>> START Supplied information

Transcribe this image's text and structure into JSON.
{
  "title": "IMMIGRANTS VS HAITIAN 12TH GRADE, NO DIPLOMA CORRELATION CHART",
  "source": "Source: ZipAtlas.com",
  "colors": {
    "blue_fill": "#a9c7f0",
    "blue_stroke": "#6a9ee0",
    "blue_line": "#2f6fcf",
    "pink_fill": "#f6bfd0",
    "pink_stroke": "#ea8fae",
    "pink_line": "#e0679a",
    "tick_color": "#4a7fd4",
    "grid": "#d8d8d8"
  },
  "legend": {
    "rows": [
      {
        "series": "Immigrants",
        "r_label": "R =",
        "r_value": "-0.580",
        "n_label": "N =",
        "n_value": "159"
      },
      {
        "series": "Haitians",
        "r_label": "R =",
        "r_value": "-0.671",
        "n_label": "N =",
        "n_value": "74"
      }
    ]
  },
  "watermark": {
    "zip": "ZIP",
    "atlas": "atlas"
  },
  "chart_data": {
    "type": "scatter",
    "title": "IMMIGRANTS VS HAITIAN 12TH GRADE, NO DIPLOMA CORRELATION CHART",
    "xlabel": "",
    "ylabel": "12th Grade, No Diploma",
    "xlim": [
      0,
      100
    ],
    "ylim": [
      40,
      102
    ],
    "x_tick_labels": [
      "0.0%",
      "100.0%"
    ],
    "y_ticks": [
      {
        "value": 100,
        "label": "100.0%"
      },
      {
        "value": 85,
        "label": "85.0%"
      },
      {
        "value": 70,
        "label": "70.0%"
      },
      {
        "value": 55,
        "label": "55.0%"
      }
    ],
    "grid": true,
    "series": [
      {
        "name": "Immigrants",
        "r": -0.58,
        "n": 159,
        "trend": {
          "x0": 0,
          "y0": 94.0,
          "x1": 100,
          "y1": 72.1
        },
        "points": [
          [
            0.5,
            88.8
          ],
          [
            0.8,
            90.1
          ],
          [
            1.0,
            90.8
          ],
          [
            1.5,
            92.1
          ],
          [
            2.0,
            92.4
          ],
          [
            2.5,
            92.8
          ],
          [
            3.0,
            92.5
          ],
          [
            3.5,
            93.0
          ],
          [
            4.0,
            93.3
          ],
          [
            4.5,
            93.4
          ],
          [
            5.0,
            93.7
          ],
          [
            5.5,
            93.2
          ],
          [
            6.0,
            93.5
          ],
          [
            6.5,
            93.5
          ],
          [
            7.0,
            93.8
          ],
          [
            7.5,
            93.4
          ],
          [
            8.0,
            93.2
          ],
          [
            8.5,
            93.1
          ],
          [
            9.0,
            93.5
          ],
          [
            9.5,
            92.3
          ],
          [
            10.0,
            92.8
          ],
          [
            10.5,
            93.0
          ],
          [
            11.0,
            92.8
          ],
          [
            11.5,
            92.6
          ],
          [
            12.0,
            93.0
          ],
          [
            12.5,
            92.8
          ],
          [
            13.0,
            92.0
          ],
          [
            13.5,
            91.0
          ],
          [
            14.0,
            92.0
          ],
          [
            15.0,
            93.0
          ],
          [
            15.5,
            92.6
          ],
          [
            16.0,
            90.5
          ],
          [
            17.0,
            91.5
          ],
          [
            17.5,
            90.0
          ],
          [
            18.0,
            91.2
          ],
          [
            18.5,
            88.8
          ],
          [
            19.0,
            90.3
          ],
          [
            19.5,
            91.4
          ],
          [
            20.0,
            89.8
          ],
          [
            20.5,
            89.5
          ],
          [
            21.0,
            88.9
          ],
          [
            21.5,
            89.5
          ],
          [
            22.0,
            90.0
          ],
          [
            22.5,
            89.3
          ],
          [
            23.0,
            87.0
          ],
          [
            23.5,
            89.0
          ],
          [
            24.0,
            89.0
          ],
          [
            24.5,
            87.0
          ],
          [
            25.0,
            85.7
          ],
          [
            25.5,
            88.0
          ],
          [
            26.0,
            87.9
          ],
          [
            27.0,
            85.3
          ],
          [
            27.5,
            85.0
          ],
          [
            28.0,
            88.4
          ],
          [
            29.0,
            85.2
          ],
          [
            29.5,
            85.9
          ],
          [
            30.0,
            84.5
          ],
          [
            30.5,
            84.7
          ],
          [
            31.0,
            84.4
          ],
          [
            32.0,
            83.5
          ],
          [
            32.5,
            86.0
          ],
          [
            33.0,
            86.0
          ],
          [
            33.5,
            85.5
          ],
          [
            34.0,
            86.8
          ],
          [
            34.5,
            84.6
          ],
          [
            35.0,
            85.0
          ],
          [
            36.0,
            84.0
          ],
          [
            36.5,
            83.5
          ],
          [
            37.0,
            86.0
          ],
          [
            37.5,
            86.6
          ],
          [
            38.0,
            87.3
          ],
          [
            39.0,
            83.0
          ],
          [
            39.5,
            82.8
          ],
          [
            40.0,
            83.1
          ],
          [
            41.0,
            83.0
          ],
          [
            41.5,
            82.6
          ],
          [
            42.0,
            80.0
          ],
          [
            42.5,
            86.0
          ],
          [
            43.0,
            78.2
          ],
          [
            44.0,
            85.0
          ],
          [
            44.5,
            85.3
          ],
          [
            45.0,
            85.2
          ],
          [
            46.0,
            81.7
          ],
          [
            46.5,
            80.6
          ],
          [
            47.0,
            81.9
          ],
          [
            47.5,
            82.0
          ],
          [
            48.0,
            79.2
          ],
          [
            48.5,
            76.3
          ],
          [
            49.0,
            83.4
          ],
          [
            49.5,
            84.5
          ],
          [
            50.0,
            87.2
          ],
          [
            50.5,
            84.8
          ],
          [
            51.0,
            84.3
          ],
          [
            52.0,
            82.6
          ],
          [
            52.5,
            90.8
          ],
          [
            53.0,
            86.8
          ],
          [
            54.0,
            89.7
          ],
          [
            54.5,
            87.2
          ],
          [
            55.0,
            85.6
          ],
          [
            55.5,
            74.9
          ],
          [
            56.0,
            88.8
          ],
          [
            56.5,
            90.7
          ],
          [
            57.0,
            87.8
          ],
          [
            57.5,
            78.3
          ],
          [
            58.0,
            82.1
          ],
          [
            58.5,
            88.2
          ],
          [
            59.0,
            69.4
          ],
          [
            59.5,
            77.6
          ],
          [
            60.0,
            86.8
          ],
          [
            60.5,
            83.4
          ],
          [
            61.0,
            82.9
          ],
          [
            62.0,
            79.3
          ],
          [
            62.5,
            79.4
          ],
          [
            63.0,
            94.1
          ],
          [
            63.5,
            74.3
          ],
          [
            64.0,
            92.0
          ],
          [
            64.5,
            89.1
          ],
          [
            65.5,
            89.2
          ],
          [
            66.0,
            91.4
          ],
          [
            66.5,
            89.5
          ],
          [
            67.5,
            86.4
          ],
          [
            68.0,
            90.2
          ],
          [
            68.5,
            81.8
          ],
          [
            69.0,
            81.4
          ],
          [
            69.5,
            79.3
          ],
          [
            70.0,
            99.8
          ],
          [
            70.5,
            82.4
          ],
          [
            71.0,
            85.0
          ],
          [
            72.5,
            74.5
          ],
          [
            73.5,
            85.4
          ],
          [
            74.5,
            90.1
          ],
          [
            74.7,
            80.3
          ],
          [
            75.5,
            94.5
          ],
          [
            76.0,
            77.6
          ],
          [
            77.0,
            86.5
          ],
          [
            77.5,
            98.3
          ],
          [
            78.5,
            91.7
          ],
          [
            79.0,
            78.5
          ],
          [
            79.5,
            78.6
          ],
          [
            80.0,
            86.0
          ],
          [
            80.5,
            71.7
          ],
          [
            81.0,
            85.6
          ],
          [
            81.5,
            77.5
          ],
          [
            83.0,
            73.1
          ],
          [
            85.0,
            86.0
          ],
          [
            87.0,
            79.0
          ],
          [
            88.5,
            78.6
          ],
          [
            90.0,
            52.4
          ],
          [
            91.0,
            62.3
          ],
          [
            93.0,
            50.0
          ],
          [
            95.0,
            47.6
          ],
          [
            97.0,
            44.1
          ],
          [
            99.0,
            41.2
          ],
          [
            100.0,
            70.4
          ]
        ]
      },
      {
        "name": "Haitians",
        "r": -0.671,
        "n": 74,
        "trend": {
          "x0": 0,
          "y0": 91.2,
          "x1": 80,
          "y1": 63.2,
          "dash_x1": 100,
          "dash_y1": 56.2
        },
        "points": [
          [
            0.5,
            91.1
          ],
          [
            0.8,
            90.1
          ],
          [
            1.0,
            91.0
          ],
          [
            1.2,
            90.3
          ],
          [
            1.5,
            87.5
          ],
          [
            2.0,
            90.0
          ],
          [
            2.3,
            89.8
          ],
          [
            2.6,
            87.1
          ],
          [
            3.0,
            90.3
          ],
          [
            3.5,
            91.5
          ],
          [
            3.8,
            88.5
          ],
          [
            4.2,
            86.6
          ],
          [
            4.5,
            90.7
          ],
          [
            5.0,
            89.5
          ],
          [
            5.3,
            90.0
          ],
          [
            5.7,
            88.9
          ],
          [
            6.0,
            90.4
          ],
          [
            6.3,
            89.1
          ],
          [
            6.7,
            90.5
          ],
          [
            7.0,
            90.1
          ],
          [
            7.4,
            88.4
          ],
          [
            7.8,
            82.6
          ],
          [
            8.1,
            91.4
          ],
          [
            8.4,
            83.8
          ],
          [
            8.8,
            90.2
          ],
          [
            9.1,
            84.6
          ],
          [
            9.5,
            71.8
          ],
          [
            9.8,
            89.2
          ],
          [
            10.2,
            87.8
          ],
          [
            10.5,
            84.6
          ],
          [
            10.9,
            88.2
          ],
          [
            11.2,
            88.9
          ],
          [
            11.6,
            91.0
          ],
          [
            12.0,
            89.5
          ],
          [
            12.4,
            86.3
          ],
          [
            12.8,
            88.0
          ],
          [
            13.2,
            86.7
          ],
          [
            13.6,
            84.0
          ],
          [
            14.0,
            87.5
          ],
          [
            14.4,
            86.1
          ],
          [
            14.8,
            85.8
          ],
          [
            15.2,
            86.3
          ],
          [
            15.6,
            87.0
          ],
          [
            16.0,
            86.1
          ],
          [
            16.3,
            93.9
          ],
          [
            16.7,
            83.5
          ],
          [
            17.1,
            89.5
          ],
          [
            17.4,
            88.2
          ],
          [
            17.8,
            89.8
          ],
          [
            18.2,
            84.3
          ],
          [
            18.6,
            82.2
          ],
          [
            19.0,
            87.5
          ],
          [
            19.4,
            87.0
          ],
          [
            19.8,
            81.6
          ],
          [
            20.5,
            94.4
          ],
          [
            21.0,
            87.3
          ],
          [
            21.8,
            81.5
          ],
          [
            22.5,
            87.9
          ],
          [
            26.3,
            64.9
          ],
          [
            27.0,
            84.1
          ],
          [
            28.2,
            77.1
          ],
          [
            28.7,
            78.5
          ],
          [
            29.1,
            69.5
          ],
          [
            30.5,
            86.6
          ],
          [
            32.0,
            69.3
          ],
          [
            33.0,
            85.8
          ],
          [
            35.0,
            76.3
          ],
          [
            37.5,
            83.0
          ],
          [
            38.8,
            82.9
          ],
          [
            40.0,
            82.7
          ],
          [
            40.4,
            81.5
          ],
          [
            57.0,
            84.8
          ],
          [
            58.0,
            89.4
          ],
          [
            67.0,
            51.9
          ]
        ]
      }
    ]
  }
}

>> END Supplied information

--- Stated problem ---
Check each line above for the word "title" and copy the ones that have it.

--- Answer to the problem ---
  "title": "IMMIGRANTS VS HAITIAN 12TH GRADE, NO DIPLOMA CORRELATION CHART",
    "title": "IMMIGRANTS VS HAITIAN 12TH GRADE, NO DIPLOMA CORRELATION CHART",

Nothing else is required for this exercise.